**Objective**: Check every line below for the word "name" and copy each one that has it.

▽

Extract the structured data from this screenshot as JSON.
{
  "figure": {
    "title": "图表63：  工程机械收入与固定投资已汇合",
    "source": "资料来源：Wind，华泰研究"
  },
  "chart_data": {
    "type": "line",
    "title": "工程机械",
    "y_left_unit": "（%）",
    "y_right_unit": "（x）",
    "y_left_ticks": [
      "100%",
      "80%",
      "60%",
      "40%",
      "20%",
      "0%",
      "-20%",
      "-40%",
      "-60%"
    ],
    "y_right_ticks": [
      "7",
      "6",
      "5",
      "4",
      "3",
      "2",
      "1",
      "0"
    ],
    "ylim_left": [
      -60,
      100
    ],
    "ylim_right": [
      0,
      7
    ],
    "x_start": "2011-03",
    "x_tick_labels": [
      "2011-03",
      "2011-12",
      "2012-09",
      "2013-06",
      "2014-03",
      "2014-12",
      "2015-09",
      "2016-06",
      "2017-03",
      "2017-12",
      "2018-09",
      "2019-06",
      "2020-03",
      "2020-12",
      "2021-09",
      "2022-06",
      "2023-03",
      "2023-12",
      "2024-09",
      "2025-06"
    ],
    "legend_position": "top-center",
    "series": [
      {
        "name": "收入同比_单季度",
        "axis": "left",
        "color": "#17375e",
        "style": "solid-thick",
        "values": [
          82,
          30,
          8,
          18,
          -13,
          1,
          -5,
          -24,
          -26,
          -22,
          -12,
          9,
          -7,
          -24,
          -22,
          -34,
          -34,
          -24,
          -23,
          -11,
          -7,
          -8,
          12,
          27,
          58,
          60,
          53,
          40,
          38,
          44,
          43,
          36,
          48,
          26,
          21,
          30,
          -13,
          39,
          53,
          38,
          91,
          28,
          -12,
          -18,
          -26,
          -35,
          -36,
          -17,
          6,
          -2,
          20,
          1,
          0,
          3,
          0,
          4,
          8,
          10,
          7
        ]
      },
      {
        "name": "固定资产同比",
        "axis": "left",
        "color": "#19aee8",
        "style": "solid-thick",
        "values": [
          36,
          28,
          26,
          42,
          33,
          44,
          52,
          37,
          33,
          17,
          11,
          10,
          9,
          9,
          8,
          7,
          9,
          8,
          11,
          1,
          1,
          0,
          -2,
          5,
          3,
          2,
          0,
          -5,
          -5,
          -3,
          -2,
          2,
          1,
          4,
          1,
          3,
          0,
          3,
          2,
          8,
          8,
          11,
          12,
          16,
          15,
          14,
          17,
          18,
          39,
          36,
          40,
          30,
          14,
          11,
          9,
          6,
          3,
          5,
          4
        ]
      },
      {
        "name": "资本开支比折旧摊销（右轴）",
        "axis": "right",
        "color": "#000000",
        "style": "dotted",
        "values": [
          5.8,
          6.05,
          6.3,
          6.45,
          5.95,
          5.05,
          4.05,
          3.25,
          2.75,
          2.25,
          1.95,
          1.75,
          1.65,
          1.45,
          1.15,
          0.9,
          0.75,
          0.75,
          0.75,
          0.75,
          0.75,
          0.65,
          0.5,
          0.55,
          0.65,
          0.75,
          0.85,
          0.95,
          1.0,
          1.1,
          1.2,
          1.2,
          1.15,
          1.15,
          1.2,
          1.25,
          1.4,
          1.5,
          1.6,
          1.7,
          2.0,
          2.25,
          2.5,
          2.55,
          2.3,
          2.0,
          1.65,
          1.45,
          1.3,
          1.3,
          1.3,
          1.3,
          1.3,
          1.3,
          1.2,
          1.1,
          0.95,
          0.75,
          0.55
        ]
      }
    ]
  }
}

△

**Answer to the exercise**:
        "name": "收入同比_单季度",
        "name": "固定资产同比",
        "name": "资本开支比折旧摊销（右轴）",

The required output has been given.